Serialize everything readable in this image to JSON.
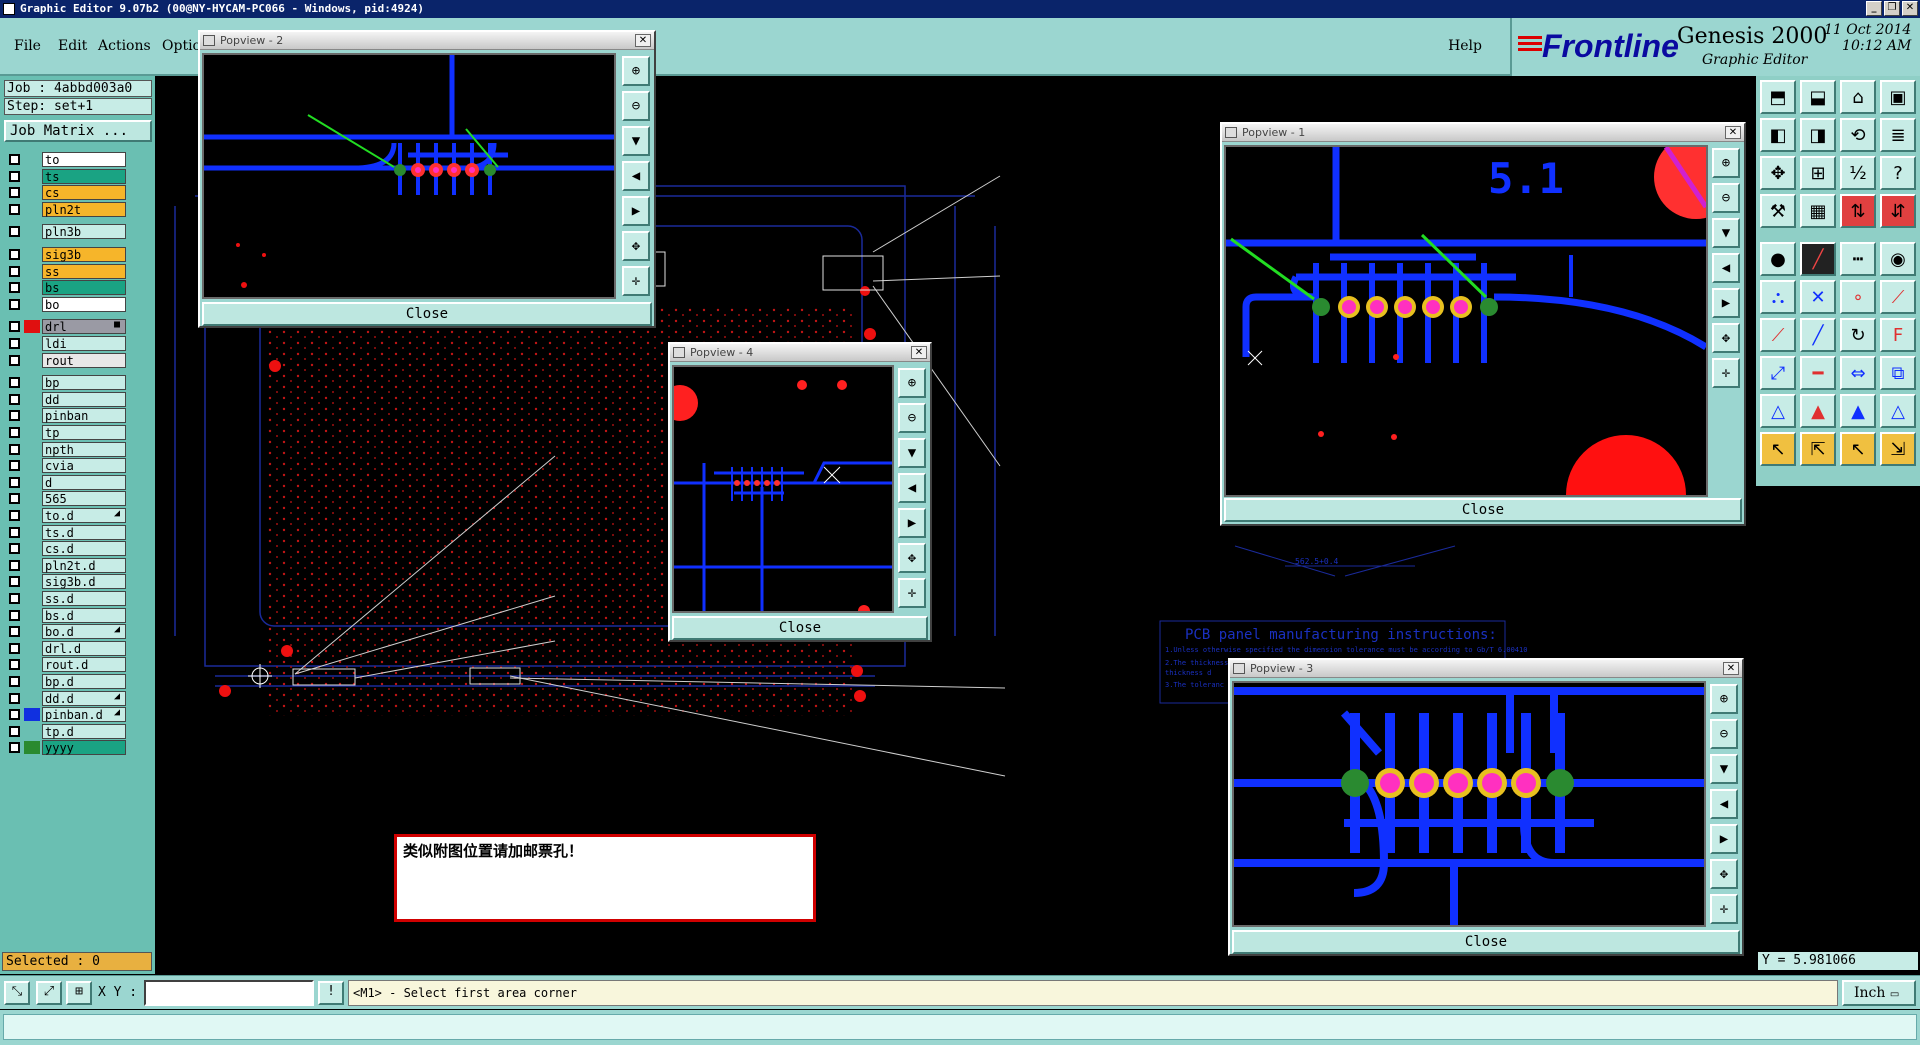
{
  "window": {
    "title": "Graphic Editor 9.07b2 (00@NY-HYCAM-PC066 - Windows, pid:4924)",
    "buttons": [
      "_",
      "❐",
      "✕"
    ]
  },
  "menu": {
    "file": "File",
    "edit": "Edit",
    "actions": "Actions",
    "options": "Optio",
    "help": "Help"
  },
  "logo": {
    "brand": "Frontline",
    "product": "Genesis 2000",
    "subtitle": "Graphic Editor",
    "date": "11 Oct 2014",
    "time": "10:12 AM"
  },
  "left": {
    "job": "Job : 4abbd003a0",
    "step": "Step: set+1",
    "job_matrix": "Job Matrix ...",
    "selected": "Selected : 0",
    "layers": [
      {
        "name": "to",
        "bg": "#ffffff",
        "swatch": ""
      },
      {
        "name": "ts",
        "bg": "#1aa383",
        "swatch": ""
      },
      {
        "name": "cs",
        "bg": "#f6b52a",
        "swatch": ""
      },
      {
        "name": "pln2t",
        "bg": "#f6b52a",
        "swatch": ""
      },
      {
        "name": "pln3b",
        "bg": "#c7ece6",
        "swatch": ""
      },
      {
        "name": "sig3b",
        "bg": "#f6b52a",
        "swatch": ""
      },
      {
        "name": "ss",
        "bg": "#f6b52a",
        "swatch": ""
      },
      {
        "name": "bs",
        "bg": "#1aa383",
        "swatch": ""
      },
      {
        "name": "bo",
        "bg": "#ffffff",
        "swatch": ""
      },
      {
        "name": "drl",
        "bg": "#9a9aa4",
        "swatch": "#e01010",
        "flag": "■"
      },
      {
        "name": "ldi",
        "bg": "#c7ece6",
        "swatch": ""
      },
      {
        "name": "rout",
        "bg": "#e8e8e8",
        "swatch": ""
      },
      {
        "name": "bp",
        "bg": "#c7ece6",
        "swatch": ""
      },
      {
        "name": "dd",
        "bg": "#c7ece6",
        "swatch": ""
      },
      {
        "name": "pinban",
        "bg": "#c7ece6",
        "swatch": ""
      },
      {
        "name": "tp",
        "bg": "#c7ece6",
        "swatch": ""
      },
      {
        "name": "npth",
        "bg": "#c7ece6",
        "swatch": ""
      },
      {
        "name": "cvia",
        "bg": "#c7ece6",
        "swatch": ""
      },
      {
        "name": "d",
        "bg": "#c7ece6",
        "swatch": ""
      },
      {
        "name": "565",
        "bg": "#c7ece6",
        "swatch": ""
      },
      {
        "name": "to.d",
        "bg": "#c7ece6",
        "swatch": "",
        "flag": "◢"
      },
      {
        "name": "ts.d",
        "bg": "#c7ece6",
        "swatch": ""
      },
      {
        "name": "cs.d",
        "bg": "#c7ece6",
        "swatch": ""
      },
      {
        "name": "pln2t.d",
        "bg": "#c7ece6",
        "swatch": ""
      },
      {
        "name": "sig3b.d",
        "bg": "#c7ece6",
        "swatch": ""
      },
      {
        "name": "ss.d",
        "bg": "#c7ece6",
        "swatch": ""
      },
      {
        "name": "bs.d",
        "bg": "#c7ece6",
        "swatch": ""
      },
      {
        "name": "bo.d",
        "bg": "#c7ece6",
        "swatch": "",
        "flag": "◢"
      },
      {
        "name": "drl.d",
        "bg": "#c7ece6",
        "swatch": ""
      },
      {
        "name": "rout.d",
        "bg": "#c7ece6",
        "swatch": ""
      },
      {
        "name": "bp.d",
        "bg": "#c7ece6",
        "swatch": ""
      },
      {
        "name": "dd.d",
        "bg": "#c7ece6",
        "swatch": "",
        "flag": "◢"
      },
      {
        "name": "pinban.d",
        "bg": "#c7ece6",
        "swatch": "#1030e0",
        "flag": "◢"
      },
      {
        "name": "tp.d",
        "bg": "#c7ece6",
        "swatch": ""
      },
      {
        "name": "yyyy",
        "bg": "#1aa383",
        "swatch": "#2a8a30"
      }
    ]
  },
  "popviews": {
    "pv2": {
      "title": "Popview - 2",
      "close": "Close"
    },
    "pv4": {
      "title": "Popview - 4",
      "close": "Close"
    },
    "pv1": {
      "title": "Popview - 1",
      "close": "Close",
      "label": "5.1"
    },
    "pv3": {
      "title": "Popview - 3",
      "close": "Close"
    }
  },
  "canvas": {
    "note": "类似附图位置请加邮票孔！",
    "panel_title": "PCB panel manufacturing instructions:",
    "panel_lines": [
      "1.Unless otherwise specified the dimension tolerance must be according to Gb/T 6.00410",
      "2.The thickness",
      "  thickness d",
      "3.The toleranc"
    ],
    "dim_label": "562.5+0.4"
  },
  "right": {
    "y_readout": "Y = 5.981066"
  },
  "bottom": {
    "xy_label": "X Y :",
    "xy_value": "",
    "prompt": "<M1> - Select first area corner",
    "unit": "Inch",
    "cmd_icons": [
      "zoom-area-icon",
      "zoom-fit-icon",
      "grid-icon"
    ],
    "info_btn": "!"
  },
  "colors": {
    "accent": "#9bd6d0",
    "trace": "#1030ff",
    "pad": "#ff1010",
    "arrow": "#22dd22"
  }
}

▶ Task instructions
Print the records above word for word, omitting any picture they contain.

▶ Exercise output
Serialize everything readable in this image to JSON.
{
  "window": {
    "title": "Graphic Editor 9.07b2 (00@NY-HYCAM-PC066 - Windows, pid:4924)",
    "buttons": [
      "_",
      "❐",
      "✕"
    ]
  },
  "menu": {
    "file": "File",
    "edit": "Edit",
    "actions": "Actions",
    "options": "Optio",
    "help": "Help"
  },
  "logo": {
    "brand": "Frontline",
    "product": "Genesis 2000",
    "subtitle": "Graphic Editor",
    "date": "11 Oct 2014",
    "time": "10:12 AM"
  },
  "left": {
    "job": "Job : 4abbd003a0",
    "step": "Step: set+1",
    "job_matrix": "Job Matrix ...",
    "selected": "Selected : 0",
    "layers": [
      {
        "name": "to",
        "bg": "#ffffff",
        "swatch": ""
      },
      {
        "name": "ts",
        "bg": "#1aa383",
        "swatch": ""
      },
      {
        "name": "cs",
        "bg": "#f6b52a",
        "swatch": ""
      },
      {
        "name": "pln2t",
        "bg": "#f6b52a",
        "swatch": ""
      },
      {
        "name": "pln3b",
        "bg": "#c7ece6",
        "swatch": ""
      },
      {
        "name": "sig3b",
        "bg": "#f6b52a",
        "swatch": ""
      },
      {
        "name": "ss",
        "bg": "#f6b52a",
        "swatch": ""
      },
      {
        "name": "bs",
        "bg": "#1aa383",
        "swatch": ""
      },
      {
        "name": "bo",
        "bg": "#ffffff",
        "swatch": ""
      },
      {
        "name": "drl",
        "bg": "#9a9aa4",
        "swatch": "#e01010",
        "flag": "■"
      },
      {
        "name": "ldi",
        "bg": "#c7ece6",
        "swatch": ""
      },
      {
        "name": "rout",
        "bg": "#e8e8e8",
        "swatch": ""
      },
      {
        "name": "bp",
        "bg": "#c7ece6",
        "swatch": ""
      },
      {
        "name": "dd",
        "bg": "#c7ece6",
        "swatch": ""
      },
      {
        "name": "pinban",
        "bg": "#c7ece6",
        "swatch": ""
      },
      {
        "name": "tp",
        "bg": "#c7ece6",
        "swatch": ""
      },
      {
        "name": "npth",
        "bg": "#c7ece6",
        "swatch": ""
      },
      {
        "name": "cvia",
        "bg": "#c7ece6",
        "swatch": ""
      },
      {
        "name": "d",
        "bg": "#c7ece6",
        "swatch": ""
      },
      {
        "name": "565",
        "bg": "#c7ece6",
        "swatch": ""
      },
      {
        "name": "to.d",
        "bg": "#c7ece6",
        "swatch": "",
        "flag": "◢"
      },
      {
        "name": "ts.d",
        "bg": "#c7ece6",
        "swatch": ""
      },
      {
        "name": "cs.d",
        "bg": "#c7ece6",
        "swatch": ""
      },
      {
        "name": "pln2t.d",
        "bg": "#c7ece6",
        "swatch": ""
      },
      {
        "name": "sig3b.d",
        "bg": "#c7ece6",
        "swatch": ""
      },
      {
        "name": "ss.d",
        "bg": "#c7ece6",
        "swatch": ""
      },
      {
        "name": "bs.d",
        "bg": "#c7ece6",
        "swatch": ""
      },
      {
        "name": "bo.d",
        "bg": "#c7ece6",
        "swatch": "",
        "flag": "◢"
      },
      {
        "name": "drl.d",
        "bg": "#c7ece6",
        "swatch": ""
      },
      {
        "name": "rout.d",
        "bg": "#c7ece6",
        "swatch": ""
      },
      {
        "name": "bp.d",
        "bg": "#c7ece6",
        "swatch": ""
      },
      {
        "name": "dd.d",
        "bg": "#c7ece6",
        "swatch": "",
        "flag": "◢"
      },
      {
        "name": "pinban.d",
        "bg": "#c7ece6",
        "swatch": "#1030e0",
        "flag": "◢"
      },
      {
        "name": "tp.d",
        "bg": "#c7ece6",
        "swatch": ""
      },
      {
        "name": "yyyy",
        "bg": "#1aa383",
        "swatch": "#2a8a30"
      }
    ]
  },
  "popviews": {
    "pv2": {
      "title": "Popview - 2",
      "close": "Close"
    },
    "pv4": {
      "title": "Popview - 4",
      "close": "Close"
    },
    "pv1": {
      "title": "Popview - 1",
      "close": "Close",
      "label": "5.1"
    },
    "pv3": {
      "title": "Popview - 3",
      "close": "Close"
    }
  },
  "canvas": {
    "note": "类似附图位置请加邮票孔！",
    "panel_title": "PCB panel manufacturing instructions:",
    "panel_lines": [
      "1.Unless otherwise specified the dimension tolerance must be according to Gb/T 6.00410",
      "2.The thickness",
      "  thickness d",
      "3.The toleranc"
    ],
    "dim_label": "562.5+0.4"
  },
  "right": {
    "y_readout": "Y = 5.981066"
  },
  "bottom": {
    "xy_label": "X Y :",
    "xy_value": "",
    "prompt": "<M1> - Select first area corner",
    "unit": "Inch",
    "cmd_icons": [
      "zoom-area-icon",
      "zoom-fit-icon",
      "grid-icon"
    ],
    "info_btn": "!"
  },
  "colors": {
    "accent": "#9bd6d0",
    "trace": "#1030ff",
    "pad": "#ff1010",
    "arrow": "#22dd22"
  }
}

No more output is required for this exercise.